## SET TASK
Scan the data. Collect each line that contains the word "Spandau".

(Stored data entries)
+++

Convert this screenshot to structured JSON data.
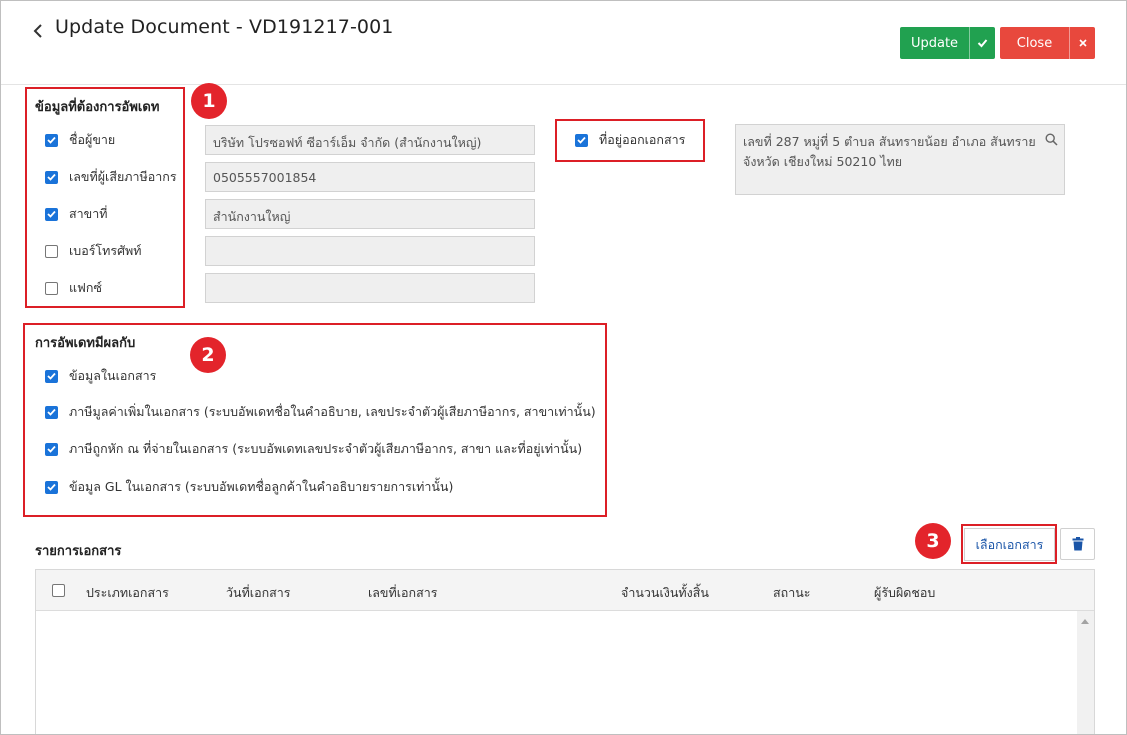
{
  "header": {
    "title": "Update Document - VD191217-001",
    "update_label": "Update",
    "close_label": "Close"
  },
  "section1": {
    "title": "ข้อมูลที่ต้องการอัพเดท",
    "badge": "1",
    "items": [
      {
        "label": "ชื่อผู้ขาย",
        "checked": true,
        "value": "บริษัท โปรซอฟท์ ซีอาร์เอ็ม จำกัด (สำนักงานใหญ่)"
      },
      {
        "label": "เลขที่ผู้เสียภาษีอากร",
        "checked": true,
        "value": "0505557001854"
      },
      {
        "label": "สาขาที่",
        "checked": true,
        "value": "สำนักงานใหญ่"
      },
      {
        "label": "เบอร์โทรศัพท์",
        "checked": false,
        "value": ""
      },
      {
        "label": "แฟกซ์",
        "checked": false,
        "value": ""
      }
    ],
    "address_label": "ที่อยู่ออกเอกสาร",
    "address_checked": true,
    "address_value": "เลขที่ 287 หมู่ที่ 5 ตำบล สันทรายน้อย อำเภอ สันทราย จังหวัด เชียงใหม่ 50210 ไทย"
  },
  "section2": {
    "title": "การอัพเดทมีผลกับ",
    "badge": "2",
    "items": [
      {
        "label": "ข้อมูลในเอกสาร",
        "checked": true
      },
      {
        "label": "ภาษีมูลค่าเพิ่มในเอกสาร  (ระบบอัพเดทชื่อในคำอธิบาย, เลขประจำตัวผู้เสียภาษีอากร, สาขาเท่านั้น)",
        "checked": true
      },
      {
        "label": "ภาษีถูกหัก ณ ที่จ่ายในเอกสาร  (ระบบอัพเดทเลขประจำตัวผู้เสียภาษีอากร, สาขา และที่อยู่เท่านั้น)",
        "checked": true
      },
      {
        "label": "ข้อมูล GL ในเอกสาร  (ระบบอัพเดทชื่อลูกค้าในคำอธิบายรายการเท่านั้น)",
        "checked": true
      }
    ]
  },
  "document_list": {
    "title": "รายการเอกสาร",
    "badge": "3",
    "select_button_label": "เลือกเอกสาร",
    "columns": [
      "ประเภทเอกสาร",
      "วันที่เอกสาร",
      "เลขที่เอกสาร",
      "จำนวนเงินทั้งสิ้น",
      "สถานะ",
      "ผู้รับผิดชอบ"
    ],
    "rows": []
  },
  "colors": {
    "update_green": "#21a150",
    "close_red": "#e8483d",
    "annotation_red": "#dc1f26",
    "checkbox_blue": "#1a73d9",
    "link_blue": "#1a55a8"
  },
  "icons": {
    "back": "chevron-left-icon",
    "update": "check-icon",
    "close": "x-icon",
    "address_search": "search-icon",
    "delete": "trash-icon"
  }
}
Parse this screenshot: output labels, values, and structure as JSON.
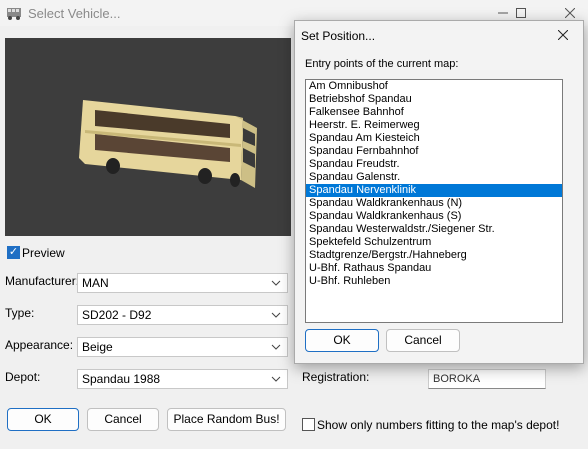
{
  "window": {
    "title": "Select Vehicle..."
  },
  "preview": {
    "label": "Preview",
    "checked": true
  },
  "form": {
    "manufacturer": {
      "label": "Manufacturer:",
      "value": "MAN"
    },
    "type": {
      "label": "Type:",
      "value": "SD202 - D92"
    },
    "appearance": {
      "label": "Appearance:",
      "value": "Beige"
    },
    "depot": {
      "label": "Depot:",
      "value": "Spandau 1988"
    },
    "registration": {
      "label": "Registration:",
      "value": "BOROKA"
    }
  },
  "buttons": {
    "ok": "OK",
    "cancel": "Cancel",
    "random": "Place Random Bus!"
  },
  "filter": {
    "label": "Show only numbers fitting to the map's depot!",
    "checked": false
  },
  "dialog": {
    "title": "Set Position...",
    "prompt": "Entry points of the current map:",
    "ok": "OK",
    "cancel": "Cancel",
    "selected": "Spandau Nervenklinik",
    "items": [
      "Am Omnibushof",
      "Betriebshof Spandau",
      "Falkensee Bahnhof",
      "Heerstr. E. Reimerweg",
      "Spandau Am Kiesteich",
      "Spandau Fernbahnhof",
      "Spandau Freudstr.",
      "Spandau Galenstr.",
      "Spandau Nervenklinik",
      "Spandau Waldkrankenhaus (N)",
      "Spandau Waldkrankenhaus (S)",
      "Spandau Westerwaldstr./Siegener Str.",
      "Spektefeld Schulzentrum",
      "Stadtgrenze/Bergstr./Hahneberg",
      "U-Bhf. Rathaus Spandau",
      "U-Bhf. Ruhleben"
    ]
  },
  "colors": {
    "accent": "#0078d7",
    "bus_body": "#e8d9a0",
    "preview_bg": "#3d3d3d"
  },
  "icons": {
    "app": "bus-app-icon",
    "minimize": "minimize-icon",
    "maximize": "maximize-icon",
    "close": "close-icon",
    "dropdown": "chevron-down-icon"
  }
}
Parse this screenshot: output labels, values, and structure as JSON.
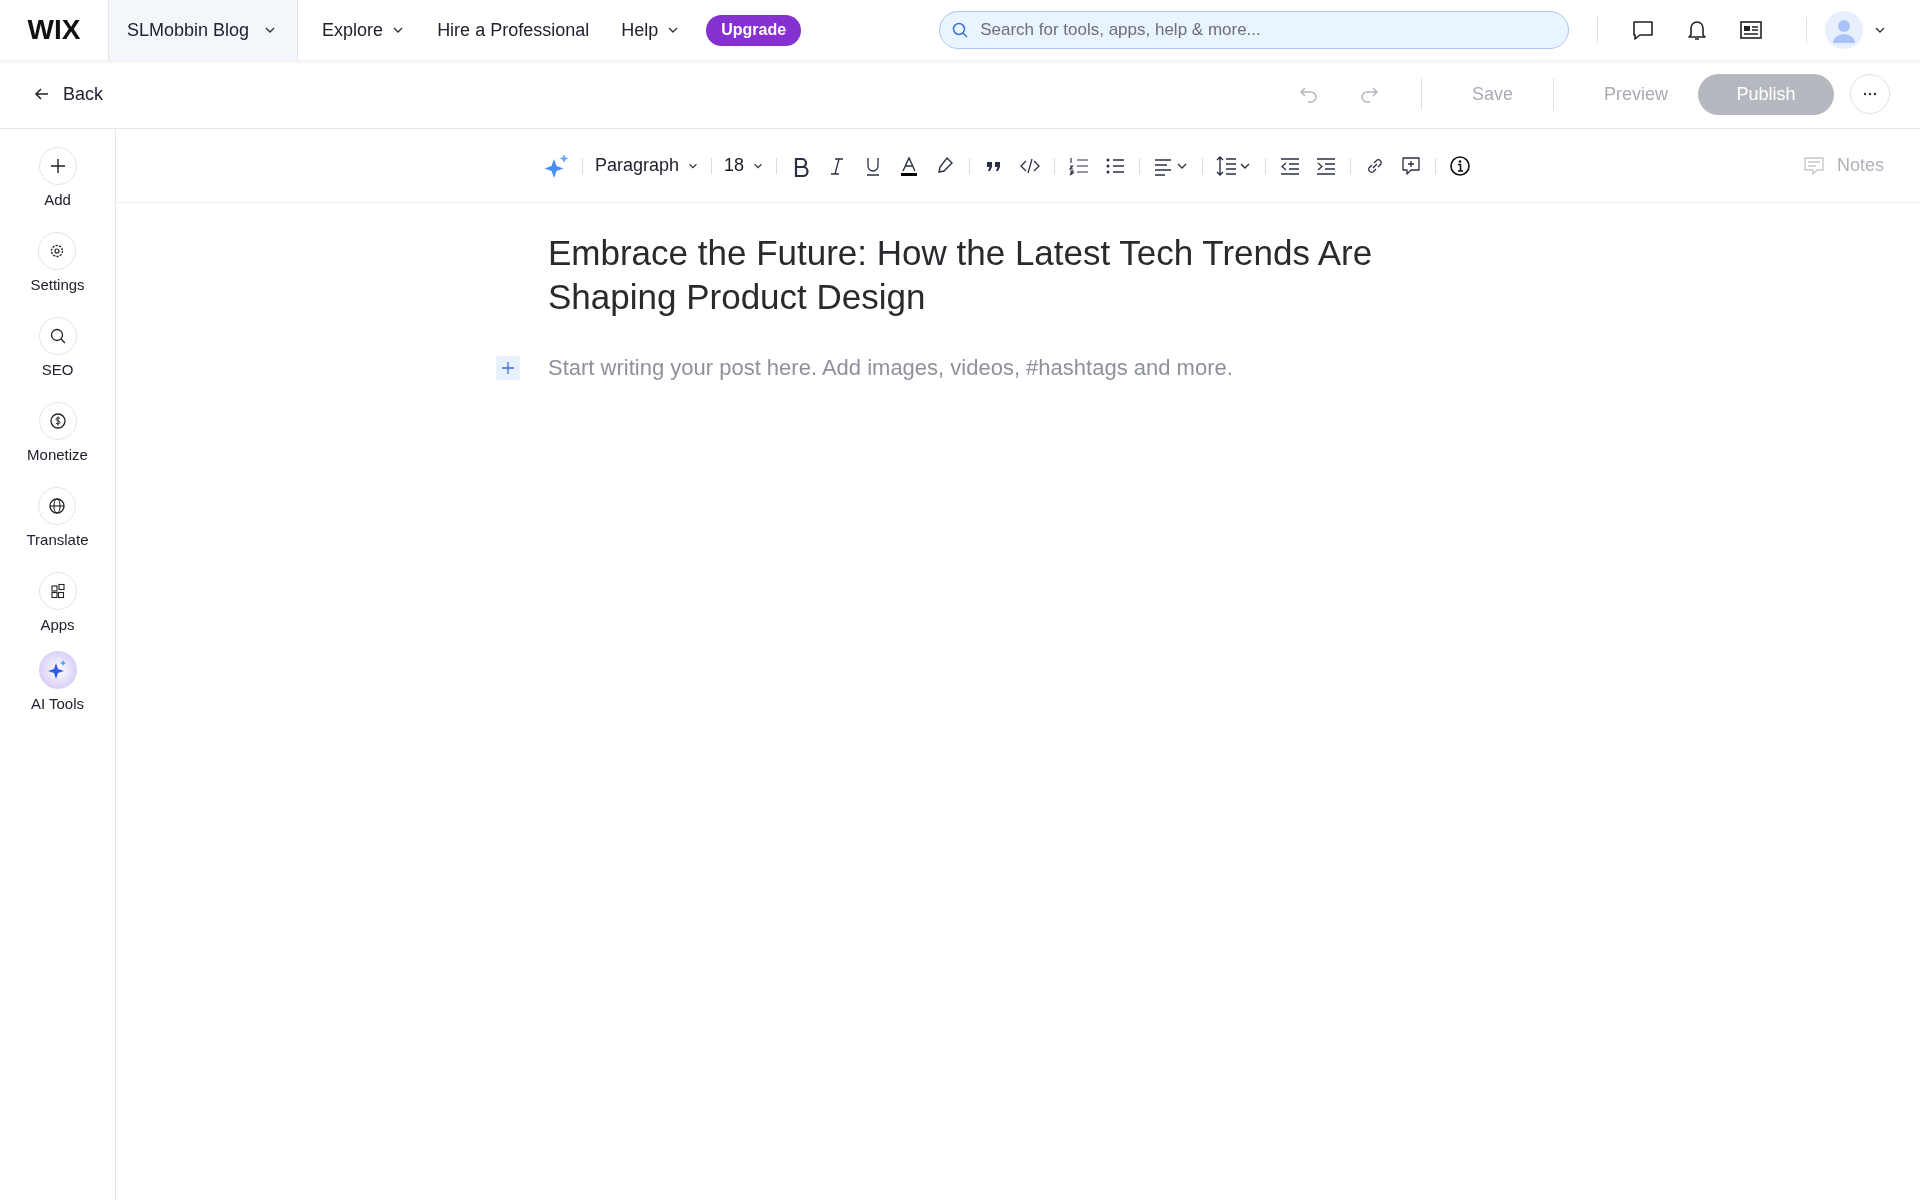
{
  "logo": "WIX",
  "site": {
    "label": "SLMobbin Blog",
    "selected": true
  },
  "nav": [
    {
      "label": "Explore",
      "dropdown": true
    },
    {
      "label": "Hire a Professional",
      "dropdown": false
    },
    {
      "label": "Help",
      "dropdown": true
    }
  ],
  "upgrade": "Upgrade",
  "search": {
    "placeholder": "Search for tools, apps, help & more..."
  },
  "back": "Back",
  "actions": {
    "save": {
      "label": "Save",
      "disabled": true
    },
    "preview": {
      "label": "Preview",
      "disabled": true
    },
    "publish": {
      "label": "Publish",
      "disabled": true
    }
  },
  "sidebar": [
    {
      "label": "Add",
      "kind": "add"
    },
    {
      "label": "Settings",
      "kind": "settings"
    },
    {
      "label": "SEO",
      "kind": "seo"
    },
    {
      "label": "Monetize",
      "kind": "monetize"
    },
    {
      "label": "Translate",
      "kind": "translate"
    },
    {
      "label": "Apps",
      "kind": "apps"
    },
    {
      "label": "AI Tools",
      "kind": "ai"
    }
  ],
  "toolbar": {
    "style": "Paragraph",
    "size": "18",
    "notes": "Notes"
  },
  "post": {
    "title": "Embrace the Future: How the Latest Tech Trends Are Shaping Product Design",
    "placeholder": "Start writing your post here. Add images, videos, #hashtags and more."
  }
}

+++

## FINISHED EXERCISE
      "value": "Spandau 1988"
    "selected": "Spandau Nervenklinik",
      "Betriebshof Spandau",
      "Spandau Am Kiesteich",
      "Spandau Fernbahnhof",
      "Spandau Freudstr.",
      "Spandau Galenstr.",
      "Spandau Nervenklinik",
      "Spandau Waldkrankenhaus (N)",
      "Spandau Waldkrankenhaus (S)",
      "Spandau Westerwaldstr./Siegener Str.",
      "U-Bhf. Rathaus Spandau",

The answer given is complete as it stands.